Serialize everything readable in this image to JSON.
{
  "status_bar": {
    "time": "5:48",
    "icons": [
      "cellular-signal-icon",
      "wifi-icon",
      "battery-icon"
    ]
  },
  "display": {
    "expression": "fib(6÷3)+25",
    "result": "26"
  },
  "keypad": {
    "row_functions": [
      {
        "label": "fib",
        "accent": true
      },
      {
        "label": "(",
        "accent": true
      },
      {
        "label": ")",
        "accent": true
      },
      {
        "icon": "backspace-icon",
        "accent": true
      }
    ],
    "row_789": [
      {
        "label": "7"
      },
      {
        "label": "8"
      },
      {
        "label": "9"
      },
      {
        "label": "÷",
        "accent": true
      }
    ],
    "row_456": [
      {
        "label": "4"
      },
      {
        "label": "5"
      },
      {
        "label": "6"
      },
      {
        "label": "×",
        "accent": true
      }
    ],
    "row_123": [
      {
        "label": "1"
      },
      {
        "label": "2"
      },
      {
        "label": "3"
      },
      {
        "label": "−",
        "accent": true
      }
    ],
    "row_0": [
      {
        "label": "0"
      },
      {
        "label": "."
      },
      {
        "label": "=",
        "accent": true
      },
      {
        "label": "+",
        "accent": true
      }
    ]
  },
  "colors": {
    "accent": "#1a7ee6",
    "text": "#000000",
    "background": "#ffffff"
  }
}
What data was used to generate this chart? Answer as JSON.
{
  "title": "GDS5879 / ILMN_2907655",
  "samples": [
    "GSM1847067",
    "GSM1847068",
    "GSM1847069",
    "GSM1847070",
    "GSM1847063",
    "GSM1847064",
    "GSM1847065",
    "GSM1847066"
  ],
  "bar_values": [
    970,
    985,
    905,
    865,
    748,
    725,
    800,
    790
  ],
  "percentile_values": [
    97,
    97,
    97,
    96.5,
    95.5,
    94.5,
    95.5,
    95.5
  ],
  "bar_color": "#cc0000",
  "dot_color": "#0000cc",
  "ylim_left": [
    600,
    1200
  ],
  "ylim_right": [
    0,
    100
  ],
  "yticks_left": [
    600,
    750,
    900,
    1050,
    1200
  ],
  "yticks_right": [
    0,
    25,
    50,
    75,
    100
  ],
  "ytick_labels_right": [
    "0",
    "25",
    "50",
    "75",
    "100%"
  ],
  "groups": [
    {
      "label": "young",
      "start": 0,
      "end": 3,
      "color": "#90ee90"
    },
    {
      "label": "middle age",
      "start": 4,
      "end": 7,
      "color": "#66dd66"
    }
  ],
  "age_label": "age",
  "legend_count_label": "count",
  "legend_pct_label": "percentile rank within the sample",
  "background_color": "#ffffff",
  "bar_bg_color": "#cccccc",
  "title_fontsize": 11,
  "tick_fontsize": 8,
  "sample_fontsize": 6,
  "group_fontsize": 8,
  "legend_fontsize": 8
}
----
Write out all the records above again, exactly as they stand.

* Output of the task
Serialize everything readable in this image to JSON.
{
  "status_bar": {
    "time": "5:48",
    "icons": [
      "cellular-signal-icon",
      "wifi-icon",
      "battery-icon"
    ]
  },
  "display": {
    "expression": "fib(6÷3)+25",
    "result": "26"
  },
  "keypad": {
    "row_functions": [
      {
        "label": "fib",
        "accent": true
      },
      {
        "label": "(",
        "accent": true
      },
      {
        "label": ")",
        "accent": true
      },
      {
        "icon": "backspace-icon",
        "accent": true
      }
    ],
    "row_789": [
      {
        "label": "7"
      },
      {
        "label": "8"
      },
      {
        "label": "9"
      },
      {
        "label": "÷",
        "accent": true
      }
    ],
    "row_456": [
      {
        "label": "4"
      },
      {
        "label": "5"
      },
      {
        "label": "6"
      },
      {
        "label": "×",
        "accent": true
      }
    ],
    "row_123": [
      {
        "label": "1"
      },
      {
        "label": "2"
      },
      {
        "label": "3"
      },
      {
        "label": "−",
        "accent": true
      }
    ],
    "row_0": [
      {
        "label": "0"
      },
      {
        "label": "."
      },
      {
        "label": "=",
        "accent": true
      },
      {
        "label": "+",
        "accent": true
      }
    ]
  },
  "colors": {
    "accent": "#1a7ee6",
    "text": "#000000",
    "background": "#ffffff"
  }
}
What data was used to generate this chart? Answer as JSON.
{
  "title": "GDS5879 / ILMN_2907655",
  "samples": [
    "GSM1847067",
    "GSM1847068",
    "GSM1847069",
    "GSM1847070",
    "GSM1847063",
    "GSM1847064",
    "GSM1847065",
    "GSM1847066"
  ],
  "bar_values": [
    970,
    985,
    905,
    865,
    748,
    725,
    800,
    790
  ],
  "percentile_values": [
    97,
    97,
    97,
    96.5,
    95.5,
    94.5,
    95.5,
    95.5
  ],
  "bar_color": "#cc0000",
  "dot_color": "#0000cc",
  "ylim_left": [
    600,
    1200
  ],
  "ylim_right": [
    0,
    100
  ],
  "yticks_left": [
    600,
    750,
    900,
    1050,
    1200
  ],
  "yticks_right": [
    0,
    25,
    50,
    75,
    100
  ],
  "ytick_labels_right": [
    "0",
    "25",
    "50",
    "75",
    "100%"
  ],
  "groups": [
    {
      "label": "young",
      "start": 0,
      "end": 3,
      "color": "#90ee90"
    },
    {
      "label": "middle age",
      "start": 4,
      "end": 7,
      "color": "#66dd66"
    }
  ],
  "age_label": "age",
  "legend_count_label": "count",
  "legend_pct_label": "percentile rank within the sample",
  "background_color": "#ffffff",
  "bar_bg_color": "#cccccc",
  "title_fontsize": 11,
  "tick_fontsize": 8,
  "sample_fontsize": 6,
  "group_fontsize": 8,
  "legend_fontsize": 8
}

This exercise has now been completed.